■ THE INPUT:
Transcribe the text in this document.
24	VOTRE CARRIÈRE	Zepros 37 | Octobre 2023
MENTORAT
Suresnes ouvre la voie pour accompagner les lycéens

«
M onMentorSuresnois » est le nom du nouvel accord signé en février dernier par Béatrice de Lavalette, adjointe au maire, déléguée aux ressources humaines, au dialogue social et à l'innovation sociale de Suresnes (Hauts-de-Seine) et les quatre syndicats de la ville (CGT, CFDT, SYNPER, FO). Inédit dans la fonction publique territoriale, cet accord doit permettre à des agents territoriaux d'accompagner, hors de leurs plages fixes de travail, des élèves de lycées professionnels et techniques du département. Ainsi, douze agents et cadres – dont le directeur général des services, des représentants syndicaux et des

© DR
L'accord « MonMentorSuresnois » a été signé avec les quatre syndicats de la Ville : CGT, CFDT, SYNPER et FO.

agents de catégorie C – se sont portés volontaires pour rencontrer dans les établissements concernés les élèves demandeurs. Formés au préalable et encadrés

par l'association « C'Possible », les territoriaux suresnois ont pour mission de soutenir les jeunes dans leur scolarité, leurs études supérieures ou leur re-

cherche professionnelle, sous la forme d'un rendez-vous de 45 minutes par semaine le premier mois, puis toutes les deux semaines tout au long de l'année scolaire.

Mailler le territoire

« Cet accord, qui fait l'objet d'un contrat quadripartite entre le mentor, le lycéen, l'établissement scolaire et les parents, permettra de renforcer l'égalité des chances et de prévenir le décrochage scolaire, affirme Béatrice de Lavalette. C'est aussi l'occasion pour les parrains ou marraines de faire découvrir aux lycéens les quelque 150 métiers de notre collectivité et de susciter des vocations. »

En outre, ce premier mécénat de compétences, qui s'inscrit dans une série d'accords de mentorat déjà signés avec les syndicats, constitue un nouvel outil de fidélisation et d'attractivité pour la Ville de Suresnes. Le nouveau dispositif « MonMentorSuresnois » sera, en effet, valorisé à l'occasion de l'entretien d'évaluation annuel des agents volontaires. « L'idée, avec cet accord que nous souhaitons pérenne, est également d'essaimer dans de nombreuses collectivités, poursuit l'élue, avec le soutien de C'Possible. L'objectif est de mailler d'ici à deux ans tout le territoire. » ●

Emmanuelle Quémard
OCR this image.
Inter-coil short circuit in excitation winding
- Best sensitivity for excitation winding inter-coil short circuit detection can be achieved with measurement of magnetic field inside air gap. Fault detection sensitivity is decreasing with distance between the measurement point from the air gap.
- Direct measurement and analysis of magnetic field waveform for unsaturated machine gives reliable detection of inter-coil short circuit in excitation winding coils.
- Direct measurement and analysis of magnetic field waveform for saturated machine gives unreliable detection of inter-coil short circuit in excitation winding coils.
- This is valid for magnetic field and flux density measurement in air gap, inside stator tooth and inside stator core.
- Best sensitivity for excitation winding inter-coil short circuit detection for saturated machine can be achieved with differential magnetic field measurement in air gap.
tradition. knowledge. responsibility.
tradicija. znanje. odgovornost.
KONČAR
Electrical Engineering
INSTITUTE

■ SHORT EXERCISE:
Count how many lines include the string "avec". Nothing but the number is needed.

■ ANSWER TO THE EXERCISE:
2